▶ _EXERCISE TASKS_:
1. In the format-naming discussion, how would you translate this sentence into German: "If there are issues left to address or polish, I'm happy to consider that."
2. Which Jackson Data Binding class does the format-naming discussion give as an example of similar static factory methods?
3. Continue the format-naming discussion from its final sentence.
------ TEXT EXCERPT ------
Ultimately DefaultFormat and ASCIIFormat should ideally be made package-local, the latter is already final so it can't be extended anyway. And while calling various get*Instance() flavors is

If you take com.fasterxml.jackson.databind.util.StdDateFormat from Jackson Data Binding as an example it provides two similar static factory methods getBlueprintRFC1123Format() ("Method for getting the globally shared DateFormat instance") and getISO8601Format(TimeZone) ("Method for getting a non-shared DateFormat instance that uses specified timezone and can handle simple ISO-8601 compliant date format") So pointing out, that getInstance() (both with and without argument) provides a shared instance and getNewInstance() provides a non-shared new instance for specific purposes that need a clean slate is important in the JavaDoc.

andi-huber commented 3 years ago

Thanks @keilw - I'll see that I can improve the java-doc a bit. Also I don't feel the urge to rush this. If there are issues left to address or polish, I'm happy to consider that. We can think about slight variations of the naming so eg. instead of getNewInstance we could be more specific and call these ...

newDefaultFormat or createDefaultFormatwith variant newAsciiFormat or createAsciiFormat. The naming I personally don't care too much, so I'm happy if you pick your preference.

keilw commented 3 years ago

@andi-huber Naming them getXYZInstance() along the lines of the JDK Format classes really seems best and if it creates a new instance as opposed to the existing "shared" instance factory getNewInstance() feels OK. The control whether it applies to the default (Unicode) or ASCII variant happens via the enum type, so it would be confusing to have 2 or more different methods here and just one passing an enum for the other case.
------ PROVIDED RECORDS ------
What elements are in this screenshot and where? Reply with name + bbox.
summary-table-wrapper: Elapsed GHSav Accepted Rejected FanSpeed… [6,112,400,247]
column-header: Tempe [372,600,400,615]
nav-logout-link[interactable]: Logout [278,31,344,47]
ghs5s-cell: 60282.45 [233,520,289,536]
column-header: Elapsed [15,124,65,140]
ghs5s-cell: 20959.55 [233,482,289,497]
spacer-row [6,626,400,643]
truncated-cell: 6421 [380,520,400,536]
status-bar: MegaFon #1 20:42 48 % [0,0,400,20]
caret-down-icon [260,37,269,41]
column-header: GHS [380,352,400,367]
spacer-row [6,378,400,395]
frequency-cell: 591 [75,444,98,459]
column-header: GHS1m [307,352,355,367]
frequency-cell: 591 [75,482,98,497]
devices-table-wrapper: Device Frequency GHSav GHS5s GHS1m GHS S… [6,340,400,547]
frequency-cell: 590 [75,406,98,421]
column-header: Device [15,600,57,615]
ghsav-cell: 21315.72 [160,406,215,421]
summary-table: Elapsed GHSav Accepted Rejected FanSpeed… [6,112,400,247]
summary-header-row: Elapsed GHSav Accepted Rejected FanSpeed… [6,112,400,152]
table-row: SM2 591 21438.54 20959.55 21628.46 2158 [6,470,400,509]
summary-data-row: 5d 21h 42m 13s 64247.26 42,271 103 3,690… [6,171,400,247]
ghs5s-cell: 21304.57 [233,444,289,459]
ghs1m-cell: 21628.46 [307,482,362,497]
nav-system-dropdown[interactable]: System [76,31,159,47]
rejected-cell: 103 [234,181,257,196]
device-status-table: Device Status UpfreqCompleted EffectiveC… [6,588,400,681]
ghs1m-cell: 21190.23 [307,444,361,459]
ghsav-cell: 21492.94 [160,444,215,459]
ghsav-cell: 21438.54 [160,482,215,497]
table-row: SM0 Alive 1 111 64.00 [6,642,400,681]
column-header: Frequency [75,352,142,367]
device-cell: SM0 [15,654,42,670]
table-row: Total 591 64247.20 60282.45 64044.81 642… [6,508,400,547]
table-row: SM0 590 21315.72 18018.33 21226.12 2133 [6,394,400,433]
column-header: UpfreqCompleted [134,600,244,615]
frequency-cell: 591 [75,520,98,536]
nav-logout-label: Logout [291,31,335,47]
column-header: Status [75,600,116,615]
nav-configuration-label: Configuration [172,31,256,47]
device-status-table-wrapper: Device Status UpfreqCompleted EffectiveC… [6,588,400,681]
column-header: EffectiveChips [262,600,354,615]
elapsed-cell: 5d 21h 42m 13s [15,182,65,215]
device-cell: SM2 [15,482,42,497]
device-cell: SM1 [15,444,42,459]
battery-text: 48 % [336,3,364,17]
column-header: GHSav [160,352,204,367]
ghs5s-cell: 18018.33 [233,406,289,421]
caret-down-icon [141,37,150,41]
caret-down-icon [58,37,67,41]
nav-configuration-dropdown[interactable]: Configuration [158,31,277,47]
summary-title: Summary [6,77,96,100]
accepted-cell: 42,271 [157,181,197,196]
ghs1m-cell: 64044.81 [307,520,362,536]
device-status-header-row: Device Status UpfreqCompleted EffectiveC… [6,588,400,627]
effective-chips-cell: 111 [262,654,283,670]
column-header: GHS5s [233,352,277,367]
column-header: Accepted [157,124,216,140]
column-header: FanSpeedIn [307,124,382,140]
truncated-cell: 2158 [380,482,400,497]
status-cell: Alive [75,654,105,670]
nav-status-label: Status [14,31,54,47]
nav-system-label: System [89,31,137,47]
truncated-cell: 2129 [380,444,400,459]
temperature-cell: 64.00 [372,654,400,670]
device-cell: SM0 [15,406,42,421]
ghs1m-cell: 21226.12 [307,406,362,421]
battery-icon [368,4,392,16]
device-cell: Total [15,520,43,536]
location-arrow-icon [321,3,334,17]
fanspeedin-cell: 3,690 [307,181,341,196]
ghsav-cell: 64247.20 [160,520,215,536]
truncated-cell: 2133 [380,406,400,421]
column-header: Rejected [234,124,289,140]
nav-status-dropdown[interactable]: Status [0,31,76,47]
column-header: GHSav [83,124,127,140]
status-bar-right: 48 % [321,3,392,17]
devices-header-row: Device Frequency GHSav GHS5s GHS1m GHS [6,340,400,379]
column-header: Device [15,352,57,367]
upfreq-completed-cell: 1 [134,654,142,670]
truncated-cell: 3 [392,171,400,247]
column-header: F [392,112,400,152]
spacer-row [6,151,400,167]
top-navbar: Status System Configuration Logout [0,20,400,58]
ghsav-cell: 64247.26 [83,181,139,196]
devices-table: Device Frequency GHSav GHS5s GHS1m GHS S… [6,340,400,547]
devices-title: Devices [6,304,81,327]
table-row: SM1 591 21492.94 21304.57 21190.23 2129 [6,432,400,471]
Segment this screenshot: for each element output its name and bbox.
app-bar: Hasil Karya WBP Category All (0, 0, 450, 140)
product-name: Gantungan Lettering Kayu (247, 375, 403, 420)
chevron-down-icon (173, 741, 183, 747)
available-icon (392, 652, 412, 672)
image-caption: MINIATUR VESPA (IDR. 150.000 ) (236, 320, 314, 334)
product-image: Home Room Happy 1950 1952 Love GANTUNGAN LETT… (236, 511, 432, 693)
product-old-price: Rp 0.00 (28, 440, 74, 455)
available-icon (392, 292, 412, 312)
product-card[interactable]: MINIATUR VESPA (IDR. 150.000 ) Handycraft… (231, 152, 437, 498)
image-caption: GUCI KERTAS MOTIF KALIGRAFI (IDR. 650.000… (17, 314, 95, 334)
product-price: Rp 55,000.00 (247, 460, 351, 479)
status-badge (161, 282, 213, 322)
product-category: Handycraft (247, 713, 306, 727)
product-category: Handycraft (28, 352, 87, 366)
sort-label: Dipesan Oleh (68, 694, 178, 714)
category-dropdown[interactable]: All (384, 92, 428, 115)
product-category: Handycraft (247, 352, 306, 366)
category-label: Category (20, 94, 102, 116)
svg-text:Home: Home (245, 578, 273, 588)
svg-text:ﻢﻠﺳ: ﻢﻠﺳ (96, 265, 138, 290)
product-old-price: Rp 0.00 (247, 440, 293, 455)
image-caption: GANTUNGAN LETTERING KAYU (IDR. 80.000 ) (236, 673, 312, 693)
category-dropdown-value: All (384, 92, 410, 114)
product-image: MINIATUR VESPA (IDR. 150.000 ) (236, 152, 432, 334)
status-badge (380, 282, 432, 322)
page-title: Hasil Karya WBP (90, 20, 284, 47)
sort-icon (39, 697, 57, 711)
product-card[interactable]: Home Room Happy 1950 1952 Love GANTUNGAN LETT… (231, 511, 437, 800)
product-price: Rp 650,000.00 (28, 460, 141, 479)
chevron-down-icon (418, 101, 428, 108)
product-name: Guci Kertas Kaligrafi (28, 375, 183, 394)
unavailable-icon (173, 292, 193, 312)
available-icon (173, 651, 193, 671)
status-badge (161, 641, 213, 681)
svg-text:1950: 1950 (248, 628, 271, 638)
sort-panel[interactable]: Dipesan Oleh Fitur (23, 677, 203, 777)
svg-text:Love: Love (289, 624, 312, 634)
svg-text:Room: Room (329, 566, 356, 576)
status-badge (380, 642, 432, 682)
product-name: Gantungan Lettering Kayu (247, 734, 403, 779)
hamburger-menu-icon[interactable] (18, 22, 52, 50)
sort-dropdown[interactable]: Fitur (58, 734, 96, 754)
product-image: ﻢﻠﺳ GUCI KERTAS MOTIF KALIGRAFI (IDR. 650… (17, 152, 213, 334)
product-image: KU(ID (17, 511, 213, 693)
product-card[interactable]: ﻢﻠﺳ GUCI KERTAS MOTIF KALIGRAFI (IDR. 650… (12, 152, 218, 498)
------
▶ _ANSWERS BELOW_:
1. Wenn noch Punkte offen sind, die angegangen oder verfeinert werden sollten, ziehe ich das gern in Betracht.

2. com.fasterxml.jackson.databind.util.StdDateFormat

3.
I'm still not sure how these factory methods fit extending from SimpleUnitFormat (because there whether they offer a constructor, builder or factory class or similar static method as its own, SimpleUnitFormat.get*Instance() won't help them, it never creates a subclass defined elsewhere and all the static initializers are called anyway, so all you get from getNewInstance() is losing every label a different system like SI, US Customary etc. ) but it seems you found a way to convince them what I also suggested more than once, that they may not need a separate UnitFormat but probably more than one instance or alias of a Unit. If this extra pair of methods allows them to control the labels for those, it would be "Mission Accomplished".

andi-huber commented 3 years ago

@keilw - So we stick with the original plan of how we name those 2 new methods, good.

I was wondering, as you mentioned that I would need to clean up merge conflicts. I don't (and did not) see any conflicts with the master branch at GitHub. I branched off from master yesterday to create this PR. Could it be, maybe you have some local changes not yet pushed to the GitHub repo. Please double check and let me know.

keilw commented 3 years ago

Sounds good, if you can merge it without conflicts that's great. Here in the web interface it said it would not work without resolving some conflicts.

andi-huber commented 3 years ago

If we did not introduce any regression, its safe to assume this issue is fixed.

keilw commented 3 years ago

It would be great to have a few JUnit tests demonstrating the effect of calling either of those, but in some cases it may even take a demo app or extension module like SI Units etc. to really show.

andi-huber commented 3 years ago

Sure, though I'm pretty confident that these 2 new methods are safe. My comment/concern was rather with the existing methods, but we have these covered, so all good I'd say.